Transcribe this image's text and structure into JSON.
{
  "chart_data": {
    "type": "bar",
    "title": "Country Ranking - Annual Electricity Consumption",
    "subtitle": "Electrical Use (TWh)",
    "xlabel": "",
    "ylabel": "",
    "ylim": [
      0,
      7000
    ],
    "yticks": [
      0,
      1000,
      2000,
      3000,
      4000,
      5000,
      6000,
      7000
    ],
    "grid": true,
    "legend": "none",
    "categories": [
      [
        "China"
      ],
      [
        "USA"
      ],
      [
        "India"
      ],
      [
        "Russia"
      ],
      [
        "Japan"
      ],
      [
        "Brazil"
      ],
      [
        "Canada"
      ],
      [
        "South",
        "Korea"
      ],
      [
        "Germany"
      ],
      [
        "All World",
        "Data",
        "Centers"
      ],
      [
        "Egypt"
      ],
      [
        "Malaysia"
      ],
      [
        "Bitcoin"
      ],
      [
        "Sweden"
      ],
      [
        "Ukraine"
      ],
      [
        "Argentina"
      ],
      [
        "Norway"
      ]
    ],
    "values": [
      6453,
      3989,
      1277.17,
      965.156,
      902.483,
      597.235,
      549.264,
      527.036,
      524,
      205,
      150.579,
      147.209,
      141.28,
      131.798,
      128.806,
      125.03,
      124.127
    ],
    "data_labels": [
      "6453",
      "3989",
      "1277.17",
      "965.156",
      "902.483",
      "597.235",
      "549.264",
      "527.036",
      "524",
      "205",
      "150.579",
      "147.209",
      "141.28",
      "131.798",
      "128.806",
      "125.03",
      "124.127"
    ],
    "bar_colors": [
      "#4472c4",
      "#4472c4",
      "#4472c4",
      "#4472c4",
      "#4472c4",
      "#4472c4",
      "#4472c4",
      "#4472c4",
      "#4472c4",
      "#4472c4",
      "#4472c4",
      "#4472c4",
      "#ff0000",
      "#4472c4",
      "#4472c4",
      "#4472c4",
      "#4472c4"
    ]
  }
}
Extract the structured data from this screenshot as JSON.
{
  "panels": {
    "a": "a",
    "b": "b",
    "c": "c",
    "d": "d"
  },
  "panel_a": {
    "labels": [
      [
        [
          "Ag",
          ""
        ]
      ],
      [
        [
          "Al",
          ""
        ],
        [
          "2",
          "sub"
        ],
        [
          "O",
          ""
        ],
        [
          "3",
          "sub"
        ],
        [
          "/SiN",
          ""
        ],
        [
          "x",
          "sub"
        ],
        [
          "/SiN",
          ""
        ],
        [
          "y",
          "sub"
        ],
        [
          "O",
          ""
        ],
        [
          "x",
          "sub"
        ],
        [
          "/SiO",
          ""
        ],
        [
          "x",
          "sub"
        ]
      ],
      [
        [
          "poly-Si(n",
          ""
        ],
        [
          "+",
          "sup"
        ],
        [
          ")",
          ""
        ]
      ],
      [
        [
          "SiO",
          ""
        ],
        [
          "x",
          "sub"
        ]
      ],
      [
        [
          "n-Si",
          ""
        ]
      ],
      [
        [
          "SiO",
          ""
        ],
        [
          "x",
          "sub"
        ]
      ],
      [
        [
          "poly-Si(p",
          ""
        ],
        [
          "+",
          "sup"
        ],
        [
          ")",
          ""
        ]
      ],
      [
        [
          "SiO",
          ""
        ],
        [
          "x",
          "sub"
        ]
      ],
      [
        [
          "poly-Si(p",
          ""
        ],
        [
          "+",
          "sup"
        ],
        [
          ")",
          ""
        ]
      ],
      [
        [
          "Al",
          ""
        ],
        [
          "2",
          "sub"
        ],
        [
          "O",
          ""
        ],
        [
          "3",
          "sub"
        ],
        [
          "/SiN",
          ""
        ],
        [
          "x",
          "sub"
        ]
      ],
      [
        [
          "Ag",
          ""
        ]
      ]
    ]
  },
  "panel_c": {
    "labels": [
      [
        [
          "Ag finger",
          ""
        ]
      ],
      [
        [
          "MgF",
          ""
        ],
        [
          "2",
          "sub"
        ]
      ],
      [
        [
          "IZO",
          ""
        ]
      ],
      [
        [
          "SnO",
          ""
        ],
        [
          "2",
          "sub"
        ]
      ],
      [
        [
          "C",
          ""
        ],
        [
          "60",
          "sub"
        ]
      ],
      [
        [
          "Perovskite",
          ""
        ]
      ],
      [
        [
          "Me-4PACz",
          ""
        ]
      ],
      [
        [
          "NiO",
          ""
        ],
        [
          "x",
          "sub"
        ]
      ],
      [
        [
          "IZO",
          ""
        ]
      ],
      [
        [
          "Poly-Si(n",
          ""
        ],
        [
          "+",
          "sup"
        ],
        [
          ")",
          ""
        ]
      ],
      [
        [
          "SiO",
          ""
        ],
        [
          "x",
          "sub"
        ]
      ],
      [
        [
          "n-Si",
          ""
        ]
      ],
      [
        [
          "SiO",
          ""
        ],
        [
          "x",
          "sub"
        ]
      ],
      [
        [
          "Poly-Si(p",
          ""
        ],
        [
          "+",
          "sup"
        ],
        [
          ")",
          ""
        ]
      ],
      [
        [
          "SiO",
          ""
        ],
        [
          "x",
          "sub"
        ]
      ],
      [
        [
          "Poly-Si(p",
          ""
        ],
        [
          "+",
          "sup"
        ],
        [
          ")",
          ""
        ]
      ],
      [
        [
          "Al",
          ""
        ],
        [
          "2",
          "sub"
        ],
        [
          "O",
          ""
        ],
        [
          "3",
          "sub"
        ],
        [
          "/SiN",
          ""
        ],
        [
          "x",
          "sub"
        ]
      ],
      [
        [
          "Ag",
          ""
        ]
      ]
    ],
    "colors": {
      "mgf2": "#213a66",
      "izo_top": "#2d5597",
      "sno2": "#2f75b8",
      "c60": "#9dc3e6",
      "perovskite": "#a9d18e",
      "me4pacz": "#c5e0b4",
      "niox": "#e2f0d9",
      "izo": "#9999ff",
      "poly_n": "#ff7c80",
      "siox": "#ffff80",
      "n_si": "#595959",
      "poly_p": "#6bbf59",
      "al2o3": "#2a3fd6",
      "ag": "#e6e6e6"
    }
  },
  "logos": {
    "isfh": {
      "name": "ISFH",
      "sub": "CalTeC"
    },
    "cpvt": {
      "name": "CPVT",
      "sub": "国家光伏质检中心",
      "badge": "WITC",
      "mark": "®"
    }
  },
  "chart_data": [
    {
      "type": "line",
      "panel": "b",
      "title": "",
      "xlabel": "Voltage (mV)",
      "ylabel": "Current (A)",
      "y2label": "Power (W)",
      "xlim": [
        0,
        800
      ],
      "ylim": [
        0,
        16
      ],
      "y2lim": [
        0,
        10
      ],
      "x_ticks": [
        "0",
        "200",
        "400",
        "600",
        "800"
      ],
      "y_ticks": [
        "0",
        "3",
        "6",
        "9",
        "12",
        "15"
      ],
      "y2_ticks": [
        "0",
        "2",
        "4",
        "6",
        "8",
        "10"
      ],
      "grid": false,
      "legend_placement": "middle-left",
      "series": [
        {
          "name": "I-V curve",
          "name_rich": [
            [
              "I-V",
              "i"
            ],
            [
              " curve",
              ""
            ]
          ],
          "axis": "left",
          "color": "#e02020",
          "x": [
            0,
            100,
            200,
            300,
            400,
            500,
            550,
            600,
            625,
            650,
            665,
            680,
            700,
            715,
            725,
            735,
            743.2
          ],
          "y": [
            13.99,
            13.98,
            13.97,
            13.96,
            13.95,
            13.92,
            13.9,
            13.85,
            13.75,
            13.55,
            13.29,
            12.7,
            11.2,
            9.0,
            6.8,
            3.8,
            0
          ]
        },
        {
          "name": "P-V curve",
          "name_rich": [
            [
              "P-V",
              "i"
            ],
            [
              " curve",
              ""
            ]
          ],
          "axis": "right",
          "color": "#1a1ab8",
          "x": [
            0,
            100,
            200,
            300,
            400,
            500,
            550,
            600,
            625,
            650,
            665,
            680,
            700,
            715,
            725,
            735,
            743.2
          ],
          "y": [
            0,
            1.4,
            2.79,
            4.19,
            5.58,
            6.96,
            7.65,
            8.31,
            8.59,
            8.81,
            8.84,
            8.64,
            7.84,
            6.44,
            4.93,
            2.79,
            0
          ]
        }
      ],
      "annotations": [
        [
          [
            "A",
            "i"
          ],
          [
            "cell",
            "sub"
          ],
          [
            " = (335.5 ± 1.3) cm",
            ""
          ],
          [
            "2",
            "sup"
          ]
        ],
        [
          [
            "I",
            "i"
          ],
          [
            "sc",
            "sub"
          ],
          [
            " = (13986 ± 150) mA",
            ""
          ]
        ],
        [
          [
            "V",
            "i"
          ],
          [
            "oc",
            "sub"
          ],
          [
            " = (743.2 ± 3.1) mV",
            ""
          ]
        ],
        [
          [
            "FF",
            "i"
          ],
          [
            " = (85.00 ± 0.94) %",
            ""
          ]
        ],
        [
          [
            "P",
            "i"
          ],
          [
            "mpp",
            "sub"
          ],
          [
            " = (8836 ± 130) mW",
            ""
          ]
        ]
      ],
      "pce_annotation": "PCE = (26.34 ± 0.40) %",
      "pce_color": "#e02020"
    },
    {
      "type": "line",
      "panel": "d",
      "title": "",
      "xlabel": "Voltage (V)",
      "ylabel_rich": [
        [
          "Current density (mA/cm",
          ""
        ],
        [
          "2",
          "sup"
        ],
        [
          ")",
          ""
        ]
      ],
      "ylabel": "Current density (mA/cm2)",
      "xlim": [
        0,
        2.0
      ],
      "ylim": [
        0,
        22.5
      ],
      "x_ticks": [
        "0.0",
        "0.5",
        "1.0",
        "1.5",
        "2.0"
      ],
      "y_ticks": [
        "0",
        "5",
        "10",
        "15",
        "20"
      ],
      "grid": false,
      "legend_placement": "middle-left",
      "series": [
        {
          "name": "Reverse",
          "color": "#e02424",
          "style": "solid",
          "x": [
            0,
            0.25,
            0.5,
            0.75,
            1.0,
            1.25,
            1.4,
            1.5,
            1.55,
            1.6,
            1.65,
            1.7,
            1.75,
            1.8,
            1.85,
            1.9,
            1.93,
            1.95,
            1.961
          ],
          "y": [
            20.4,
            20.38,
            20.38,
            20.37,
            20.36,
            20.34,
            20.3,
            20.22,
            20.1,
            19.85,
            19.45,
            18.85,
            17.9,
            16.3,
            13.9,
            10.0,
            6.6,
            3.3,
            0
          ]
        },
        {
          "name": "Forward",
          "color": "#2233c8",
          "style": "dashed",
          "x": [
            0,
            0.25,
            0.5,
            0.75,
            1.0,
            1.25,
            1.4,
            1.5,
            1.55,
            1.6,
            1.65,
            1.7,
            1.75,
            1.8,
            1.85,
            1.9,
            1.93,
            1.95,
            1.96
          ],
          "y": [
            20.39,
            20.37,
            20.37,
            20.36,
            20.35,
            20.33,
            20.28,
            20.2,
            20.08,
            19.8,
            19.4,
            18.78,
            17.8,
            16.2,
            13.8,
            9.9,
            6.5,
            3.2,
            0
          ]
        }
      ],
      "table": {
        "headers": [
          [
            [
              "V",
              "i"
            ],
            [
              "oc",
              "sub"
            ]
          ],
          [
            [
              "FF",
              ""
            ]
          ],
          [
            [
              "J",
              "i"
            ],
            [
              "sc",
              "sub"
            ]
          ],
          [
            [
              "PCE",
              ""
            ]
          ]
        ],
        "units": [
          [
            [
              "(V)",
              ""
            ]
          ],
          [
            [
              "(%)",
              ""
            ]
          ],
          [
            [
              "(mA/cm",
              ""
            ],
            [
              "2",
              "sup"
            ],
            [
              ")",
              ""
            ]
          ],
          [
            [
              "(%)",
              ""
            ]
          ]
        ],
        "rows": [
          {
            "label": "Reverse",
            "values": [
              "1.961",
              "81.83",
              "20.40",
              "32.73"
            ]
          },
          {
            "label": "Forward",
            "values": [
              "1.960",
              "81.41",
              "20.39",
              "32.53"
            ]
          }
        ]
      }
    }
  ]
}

---------------

* [REQUIREMENTS]
Pull every line containing the word "density" out of the material and copy it.

* [PROBLEM SOLUTION]
          "Current density (mA/cm",
      "ylabel": "Current density (mA/cm2)",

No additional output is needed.